--- BEGIN DATA SUPPLIED ---

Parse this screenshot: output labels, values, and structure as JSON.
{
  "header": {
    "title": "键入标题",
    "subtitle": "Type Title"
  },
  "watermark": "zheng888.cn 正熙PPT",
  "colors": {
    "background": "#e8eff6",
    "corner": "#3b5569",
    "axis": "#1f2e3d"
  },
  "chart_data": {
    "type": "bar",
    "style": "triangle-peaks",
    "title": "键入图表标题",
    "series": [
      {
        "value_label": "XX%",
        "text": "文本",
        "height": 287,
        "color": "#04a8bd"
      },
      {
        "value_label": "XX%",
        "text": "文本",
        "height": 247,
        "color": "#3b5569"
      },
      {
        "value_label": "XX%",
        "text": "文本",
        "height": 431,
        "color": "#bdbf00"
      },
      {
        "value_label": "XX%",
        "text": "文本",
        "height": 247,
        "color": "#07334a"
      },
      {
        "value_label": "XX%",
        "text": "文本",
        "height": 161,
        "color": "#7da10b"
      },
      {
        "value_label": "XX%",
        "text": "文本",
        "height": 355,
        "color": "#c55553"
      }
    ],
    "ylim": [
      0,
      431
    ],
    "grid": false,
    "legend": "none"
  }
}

--- END DATA SUPPLIED ---
--- BEGIN DATA SUPPLIED ---

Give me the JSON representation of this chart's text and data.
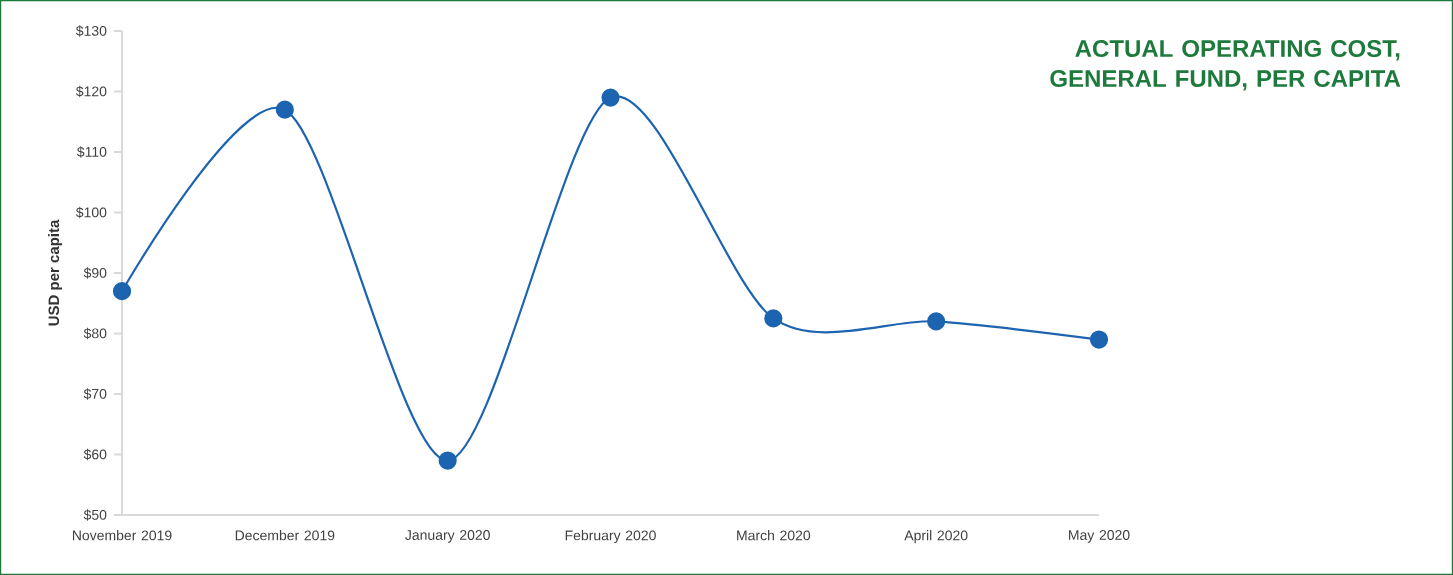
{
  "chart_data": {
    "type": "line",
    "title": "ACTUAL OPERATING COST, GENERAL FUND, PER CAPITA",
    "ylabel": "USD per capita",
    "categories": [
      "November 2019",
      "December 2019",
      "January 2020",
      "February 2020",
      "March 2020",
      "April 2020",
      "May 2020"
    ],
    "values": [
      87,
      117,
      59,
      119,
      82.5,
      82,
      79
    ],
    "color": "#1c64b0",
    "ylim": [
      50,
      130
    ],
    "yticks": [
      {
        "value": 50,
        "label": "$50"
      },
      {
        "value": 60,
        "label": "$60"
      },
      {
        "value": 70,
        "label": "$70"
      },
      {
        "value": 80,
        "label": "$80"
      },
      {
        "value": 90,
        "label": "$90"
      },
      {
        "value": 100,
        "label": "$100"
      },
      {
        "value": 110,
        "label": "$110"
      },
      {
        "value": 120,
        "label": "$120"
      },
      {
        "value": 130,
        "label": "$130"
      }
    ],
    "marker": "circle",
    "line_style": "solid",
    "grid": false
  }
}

--- END DATA SUPPLIED ---

WHAT IS BEING ASKED
Copy each line holding the word "values" from the listing above.

TASK SOLUTION
Parse this screenshot: output labels, values, and structure as JSON.
    "values": [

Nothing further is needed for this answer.